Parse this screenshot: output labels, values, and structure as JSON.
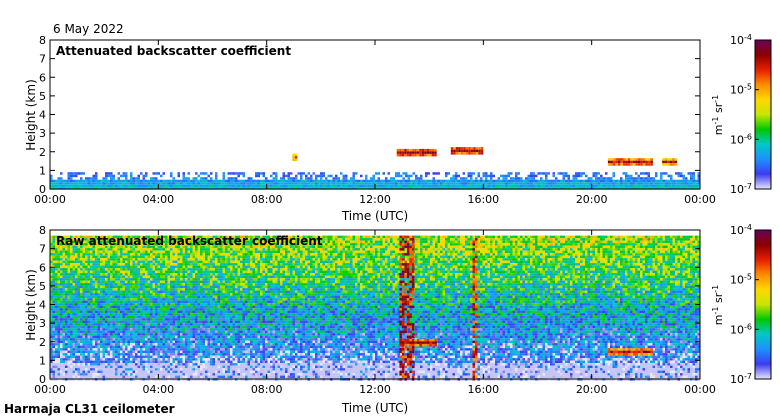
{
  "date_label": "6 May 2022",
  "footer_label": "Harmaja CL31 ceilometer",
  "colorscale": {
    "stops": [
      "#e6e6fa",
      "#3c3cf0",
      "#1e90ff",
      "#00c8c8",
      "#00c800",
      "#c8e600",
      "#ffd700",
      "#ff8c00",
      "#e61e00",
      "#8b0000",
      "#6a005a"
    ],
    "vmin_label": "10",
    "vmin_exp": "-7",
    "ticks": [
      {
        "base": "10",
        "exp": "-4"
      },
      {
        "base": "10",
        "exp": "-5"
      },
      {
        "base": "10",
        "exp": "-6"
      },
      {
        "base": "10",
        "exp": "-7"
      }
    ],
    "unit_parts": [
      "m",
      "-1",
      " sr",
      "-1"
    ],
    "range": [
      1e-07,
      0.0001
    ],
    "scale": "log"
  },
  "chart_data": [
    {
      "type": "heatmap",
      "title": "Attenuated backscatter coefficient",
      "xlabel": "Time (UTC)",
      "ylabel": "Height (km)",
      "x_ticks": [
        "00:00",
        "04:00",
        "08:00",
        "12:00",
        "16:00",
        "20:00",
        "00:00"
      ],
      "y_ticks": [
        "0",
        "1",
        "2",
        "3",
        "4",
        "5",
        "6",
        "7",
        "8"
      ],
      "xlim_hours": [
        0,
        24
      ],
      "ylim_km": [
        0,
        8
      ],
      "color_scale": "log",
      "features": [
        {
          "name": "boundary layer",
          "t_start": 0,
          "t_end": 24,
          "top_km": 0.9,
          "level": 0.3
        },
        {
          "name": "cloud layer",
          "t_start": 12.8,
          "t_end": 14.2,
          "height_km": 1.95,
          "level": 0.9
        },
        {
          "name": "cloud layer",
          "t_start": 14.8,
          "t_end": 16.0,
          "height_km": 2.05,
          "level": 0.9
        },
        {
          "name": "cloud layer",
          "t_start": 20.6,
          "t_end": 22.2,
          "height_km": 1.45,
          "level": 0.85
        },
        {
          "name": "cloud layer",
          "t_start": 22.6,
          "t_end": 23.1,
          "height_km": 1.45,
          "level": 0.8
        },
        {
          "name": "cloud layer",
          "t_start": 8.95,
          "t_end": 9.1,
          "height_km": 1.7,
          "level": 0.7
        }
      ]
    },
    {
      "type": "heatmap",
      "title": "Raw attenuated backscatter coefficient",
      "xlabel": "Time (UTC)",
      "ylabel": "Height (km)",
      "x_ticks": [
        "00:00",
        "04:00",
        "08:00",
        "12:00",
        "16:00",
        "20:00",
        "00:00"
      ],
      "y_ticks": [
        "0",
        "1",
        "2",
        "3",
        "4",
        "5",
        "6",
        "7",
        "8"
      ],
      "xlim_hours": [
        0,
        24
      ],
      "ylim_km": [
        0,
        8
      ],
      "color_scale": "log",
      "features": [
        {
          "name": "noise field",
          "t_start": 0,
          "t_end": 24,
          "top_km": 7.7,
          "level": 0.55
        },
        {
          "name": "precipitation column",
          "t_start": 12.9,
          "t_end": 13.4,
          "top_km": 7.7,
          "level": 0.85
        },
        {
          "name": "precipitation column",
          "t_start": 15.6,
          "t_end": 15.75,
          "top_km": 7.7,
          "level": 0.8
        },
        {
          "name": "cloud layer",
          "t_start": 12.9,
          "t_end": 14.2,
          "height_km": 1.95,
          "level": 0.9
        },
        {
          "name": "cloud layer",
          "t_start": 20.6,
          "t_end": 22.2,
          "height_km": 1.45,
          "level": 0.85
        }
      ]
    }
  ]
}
☆ ☆ ☆ ☆
Directive: Give every line back word for word and leave the pictures out.

Exercise result:
Parse this screenshot: output labels, values, and structure as JSON.
{
  "date_label": "6 May 2022",
  "footer_label": "Harmaja CL31 ceilometer",
  "colorscale": {
    "stops": [
      "#e6e6fa",
      "#3c3cf0",
      "#1e90ff",
      "#00c8c8",
      "#00c800",
      "#c8e600",
      "#ffd700",
      "#ff8c00",
      "#e61e00",
      "#8b0000",
      "#6a005a"
    ],
    "vmin_label": "10",
    "vmin_exp": "-7",
    "ticks": [
      {
        "base": "10",
        "exp": "-4"
      },
      {
        "base": "10",
        "exp": "-5"
      },
      {
        "base": "10",
        "exp": "-6"
      },
      {
        "base": "10",
        "exp": "-7"
      }
    ],
    "unit_parts": [
      "m",
      "-1",
      " sr",
      "-1"
    ],
    "range": [
      1e-07,
      0.0001
    ],
    "scale": "log"
  },
  "chart_data": [
    {
      "type": "heatmap",
      "title": "Attenuated backscatter coefficient",
      "xlabel": "Time (UTC)",
      "ylabel": "Height (km)",
      "x_ticks": [
        "00:00",
        "04:00",
        "08:00",
        "12:00",
        "16:00",
        "20:00",
        "00:00"
      ],
      "y_ticks": [
        "0",
        "1",
        "2",
        "3",
        "4",
        "5",
        "6",
        "7",
        "8"
      ],
      "xlim_hours": [
        0,
        24
      ],
      "ylim_km": [
        0,
        8
      ],
      "color_scale": "log",
      "features": [
        {
          "name": "boundary layer",
          "t_start": 0,
          "t_end": 24,
          "top_km": 0.9,
          "level": 0.3
        },
        {
          "name": "cloud layer",
          "t_start": 12.8,
          "t_end": 14.2,
          "height_km": 1.95,
          "level": 0.9
        },
        {
          "name": "cloud layer",
          "t_start": 14.8,
          "t_end": 16.0,
          "height_km": 2.05,
          "level": 0.9
        },
        {
          "name": "cloud layer",
          "t_start": 20.6,
          "t_end": 22.2,
          "height_km": 1.45,
          "level": 0.85
        },
        {
          "name": "cloud layer",
          "t_start": 22.6,
          "t_end": 23.1,
          "height_km": 1.45,
          "level": 0.8
        },
        {
          "name": "cloud layer",
          "t_start": 8.95,
          "t_end": 9.1,
          "height_km": 1.7,
          "level": 0.7
        }
      ]
    },
    {
      "type": "heatmap",
      "title": "Raw attenuated backscatter coefficient",
      "xlabel": "Time (UTC)",
      "ylabel": "Height (km)",
      "x_ticks": [
        "00:00",
        "04:00",
        "08:00",
        "12:00",
        "16:00",
        "20:00",
        "00:00"
      ],
      "y_ticks": [
        "0",
        "1",
        "2",
        "3",
        "4",
        "5",
        "6",
        "7",
        "8"
      ],
      "xlim_hours": [
        0,
        24
      ],
      "ylim_km": [
        0,
        8
      ],
      "color_scale": "log",
      "features": [
        {
          "name": "noise field",
          "t_start": 0,
          "t_end": 24,
          "top_km": 7.7,
          "level": 0.55
        },
        {
          "name": "precipitation column",
          "t_start": 12.9,
          "t_end": 13.4,
          "top_km": 7.7,
          "level": 0.85
        },
        {
          "name": "precipitation column",
          "t_start": 15.6,
          "t_end": 15.75,
          "top_km": 7.7,
          "level": 0.8
        },
        {
          "name": "cloud layer",
          "t_start": 12.9,
          "t_end": 14.2,
          "height_km": 1.95,
          "level": 0.9
        },
        {
          "name": "cloud layer",
          "t_start": 20.6,
          "t_end": 22.2,
          "height_km": 1.45,
          "level": 0.85
        }
      ]
    }
  ]
}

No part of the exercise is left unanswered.